> **WORK INSTRUCTIONS**
Locate the lines that hold the string "Distribution". Copy every such line.

> **DATASET ROWS**
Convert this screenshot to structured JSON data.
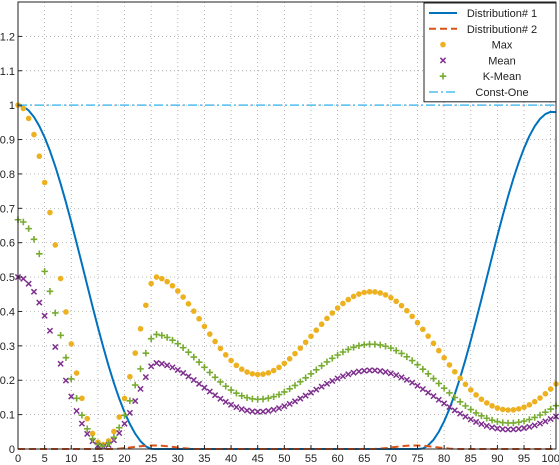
{
  "chart_data": {
    "type": "line",
    "title": "",
    "xlabel": "",
    "ylabel": "",
    "xlim": [
      0,
      101
    ],
    "ylim": [
      0,
      1.3
    ],
    "xticks": [
      0,
      5,
      10,
      15,
      20,
      25,
      30,
      35,
      40,
      45,
      50,
      55,
      60,
      65,
      70,
      75,
      80,
      85,
      90,
      95,
      100
    ],
    "yticks": [
      0,
      0.1,
      0.2,
      0.3,
      0.4,
      0.5,
      0.6,
      0.7,
      0.8,
      0.9,
      1,
      1.1,
      1.2
    ],
    "grid": true,
    "grid_style": "dotted",
    "legend_position": "top-right",
    "x": [
      0,
      1,
      2,
      3,
      4,
      5,
      6,
      7,
      8,
      9,
      10,
      11,
      12,
      13,
      14,
      15,
      16,
      17,
      18,
      19,
      20,
      21,
      22,
      23,
      24,
      25,
      26,
      27,
      28,
      29,
      30,
      31,
      32,
      33,
      34,
      35,
      36,
      37,
      38,
      39,
      40,
      41,
      42,
      43,
      44,
      45,
      46,
      47,
      48,
      49,
      50,
      51,
      52,
      53,
      54,
      55,
      56,
      57,
      58,
      59,
      60,
      61,
      62,
      63,
      64,
      65,
      66,
      67,
      68,
      69,
      70,
      71,
      72,
      73,
      74,
      75,
      76,
      77,
      78,
      79,
      80,
      81,
      82,
      83,
      84,
      85,
      86,
      87,
      88,
      89,
      90,
      91,
      92,
      93,
      94,
      95,
      96,
      97,
      98,
      99,
      100,
      101
    ],
    "series": [
      {
        "name": "Distribution# 1",
        "style": "solid-line",
        "color": "#0072BD",
        "values": [
          1,
          0.9961,
          0.9846,
          0.9655,
          0.9393,
          0.9063,
          0.8669,
          0.8219,
          0.7717,
          0.7174,
          0.6597,
          0.5995,
          0.5379,
          0.4758,
          0.4142,
          0.3542,
          0.2966,
          0.2423,
          0.1922,
          0.1468,
          0.1068,
          0.0726,
          0.0445,
          0.0227,
          0.0077,
          0.0003,
          0,
          0,
          0,
          0,
          0,
          0,
          0,
          0,
          0,
          0,
          0,
          0,
          0,
          0,
          0,
          0,
          0,
          0,
          0,
          0,
          0,
          0,
          0,
          0,
          0,
          0,
          0,
          0,
          0,
          0,
          0,
          0,
          0,
          0,
          0,
          0,
          0,
          0,
          0,
          0,
          0,
          0,
          0,
          0,
          0,
          0,
          0,
          0,
          0,
          0,
          0.0016,
          0.0106,
          0.0268,
          0.0502,
          0.0804,
          0.117,
          0.1595,
          0.2073,
          0.2597,
          0.3158,
          0.3747,
          0.4356,
          0.4975,
          0.5593,
          0.6201,
          0.6788,
          0.7346,
          0.7864,
          0.8334,
          0.8748,
          0.9101,
          0.9386,
          0.9601,
          0.9741,
          0.9806,
          0.9796
        ]
      },
      {
        "name": "Distribution# 2",
        "style": "dashed-line",
        "color": "#D95319",
        "values": [
          0,
          0,
          0,
          0,
          0,
          0,
          0,
          0,
          0,
          0,
          0,
          0,
          0,
          0,
          0,
          0,
          0,
          0,
          0.0003,
          0.0012,
          0.0026,
          0.0044,
          0.0063,
          0.0081,
          0.0095,
          0.0103,
          0.0103,
          0.0095,
          0.0081,
          0.0063,
          0.0044,
          0.0026,
          0.0012,
          0.0003,
          0,
          0,
          0,
          0,
          0,
          0,
          0,
          0,
          0,
          0,
          0,
          0,
          0,
          0,
          0,
          0,
          0,
          0,
          0,
          0,
          0,
          0,
          0,
          0,
          0,
          0,
          0,
          0,
          0,
          0,
          0,
          0,
          0,
          0.0003,
          0.0012,
          0.0026,
          0.0044,
          0.0063,
          0.0081,
          0.0095,
          0.0103,
          0.0103,
          0.0095,
          0.0081,
          0.0063,
          0.0044,
          0.0026,
          0.0012,
          0.0003,
          0,
          0,
          0,
          0,
          0,
          0,
          0,
          0,
          0,
          0,
          0,
          0,
          0,
          0,
          0,
          0,
          0,
          0,
          0
        ]
      },
      {
        "name": "Max",
        "style": "dot-markers",
        "color": "#EDB120",
        "values": [
          1,
          0.9903,
          0.9614,
          0.9145,
          0.8515,
          0.7749,
          0.6877,
          0.5934,
          0.4957,
          0.3985,
          0.3056,
          0.2209,
          0.1475,
          0.0882,
          0.0452,
          0.02,
          0.0129,
          0.0236,
          0.051,
          0.093,
          0.1471,
          0.2103,
          0.2789,
          0.3495,
          0.4181,
          0.4811,
          0.5,
          0.4955,
          0.4868,
          0.4747,
          0.4596,
          0.4419,
          0.4222,
          0.401,
          0.3789,
          0.3565,
          0.3342,
          0.3127,
          0.2924,
          0.2738,
          0.2573,
          0.2433,
          0.2321,
          0.2239,
          0.2187,
          0.2166,
          0.2176,
          0.2215,
          0.2282,
          0.2374,
          0.2489,
          0.2623,
          0.2773,
          0.2934,
          0.3104,
          0.3279,
          0.3455,
          0.3629,
          0.3797,
          0.3955,
          0.4101,
          0.4232,
          0.4345,
          0.4437,
          0.4507,
          0.4553,
          0.4574,
          0.4569,
          0.4538,
          0.4482,
          0.4401,
          0.4296,
          0.4169,
          0.4022,
          0.3857,
          0.3676,
          0.3483,
          0.3281,
          0.3073,
          0.2862,
          0.2652,
          0.2446,
          0.2247,
          0.2058,
          0.1881,
          0.1719,
          0.1574,
          0.1447,
          0.1341,
          0.1255,
          0.1192,
          0.1151,
          0.1134,
          0.1139,
          0.1167,
          0.1217,
          0.1287,
          0.1376,
          0.1483,
          0.1606,
          0.1743,
          0.1892
        ]
      },
      {
        "name": "Mean",
        "style": "x-markers",
        "color": "#7E2F8E",
        "values": [
          0.5,
          0.4952,
          0.4807,
          0.4573,
          0.4258,
          0.3875,
          0.3439,
          0.2967,
          0.2479,
          0.1993,
          0.1528,
          0.1105,
          0.0738,
          0.0441,
          0.0226,
          0.01,
          0.0065,
          0.0118,
          0.0255,
          0.0465,
          0.0736,
          0.1052,
          0.1395,
          0.1748,
          0.2091,
          0.2406,
          0.25,
          0.2478,
          0.2434,
          0.2374,
          0.2298,
          0.221,
          0.2111,
          0.2005,
          0.1895,
          0.1783,
          0.1671,
          0.1564,
          0.1462,
          0.1369,
          0.1287,
          0.1217,
          0.1161,
          0.112,
          0.1094,
          0.1083,
          0.1088,
          0.1108,
          0.1141,
          0.1187,
          0.1245,
          0.1312,
          0.1387,
          0.1467,
          0.1552,
          0.164,
          0.1728,
          0.1815,
          0.1899,
          0.1978,
          0.2051,
          0.2116,
          0.2173,
          0.2219,
          0.2254,
          0.2277,
          0.2287,
          0.2285,
          0.2269,
          0.2241,
          0.2201,
          0.2148,
          0.2085,
          0.2011,
          0.1929,
          0.1838,
          0.1742,
          0.1641,
          0.1537,
          0.1431,
          0.1326,
          0.1223,
          0.1124,
          0.1029,
          0.0941,
          0.086,
          0.0787,
          0.0724,
          0.0671,
          0.0628,
          0.0596,
          0.0576,
          0.0567,
          0.057,
          0.0584,
          0.0609,
          0.0644,
          0.0688,
          0.0742,
          0.0803,
          0.0872,
          0.0946
        ]
      },
      {
        "name": "K-Mean",
        "style": "plus-markers",
        "color": "#77AC30",
        "values": [
          0.6667,
          0.6602,
          0.6409,
          0.6097,
          0.5677,
          0.5166,
          0.4585,
          0.3956,
          0.3305,
          0.2657,
          0.2037,
          0.1473,
          0.0983,
          0.0588,
          0.0301,
          0.0133,
          0.0086,
          0.0157,
          0.034,
          0.062,
          0.0981,
          0.1402,
          0.1859,
          0.233,
          0.2787,
          0.3207,
          0.3333,
          0.3303,
          0.3245,
          0.3165,
          0.3064,
          0.2946,
          0.2815,
          0.2673,
          0.2526,
          0.2377,
          0.2228,
          0.2085,
          0.1949,
          0.1825,
          0.1715,
          0.1622,
          0.1547,
          0.1493,
          0.1458,
          0.1444,
          0.1451,
          0.1477,
          0.1521,
          0.1583,
          0.1659,
          0.1749,
          0.1849,
          0.1956,
          0.2069,
          0.2186,
          0.2303,
          0.2419,
          0.2531,
          0.2637,
          0.2734,
          0.2821,
          0.2897,
          0.2958,
          0.3005,
          0.3035,
          0.3049,
          0.3046,
          0.3025,
          0.2988,
          0.2934,
          0.2864,
          0.2779,
          0.2681,
          0.2571,
          0.2451,
          0.2322,
          0.2187,
          0.2049,
          0.1908,
          0.1768,
          0.1631,
          0.1498,
          0.1372,
          0.1254,
          0.1146,
          0.1049,
          0.0965,
          0.0894,
          0.0837,
          0.0795,
          0.0767,
          0.0756,
          0.0759,
          0.0778,
          0.0811,
          0.0858,
          0.0917,
          0.0989,
          0.1071,
          0.1162,
          0.1261
        ]
      },
      {
        "name": "Const-One",
        "style": "dash-dot-line",
        "color": "#4DBEEE",
        "values": [
          1,
          1,
          1,
          1,
          1,
          1,
          1,
          1,
          1,
          1,
          1,
          1,
          1,
          1,
          1,
          1,
          1,
          1,
          1,
          1,
          1,
          1,
          1,
          1,
          1,
          1,
          1,
          1,
          1,
          1,
          1,
          1,
          1,
          1,
          1,
          1,
          1,
          1,
          1,
          1,
          1,
          1,
          1,
          1,
          1,
          1,
          1,
          1,
          1,
          1,
          1,
          1,
          1,
          1,
          1,
          1,
          1,
          1,
          1,
          1,
          1,
          1,
          1,
          1,
          1,
          1,
          1,
          1,
          1,
          1,
          1,
          1,
          1,
          1,
          1,
          1,
          1,
          1,
          1,
          1,
          1,
          1,
          1,
          1,
          1,
          1,
          1,
          1,
          1,
          1,
          1,
          1,
          1,
          1,
          1,
          1,
          1,
          1,
          1,
          1,
          1,
          1
        ]
      }
    ]
  }
}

> **WORKED SOLUTION**
        "name": "Distribution# 1",
        "name": "Distribution# 2",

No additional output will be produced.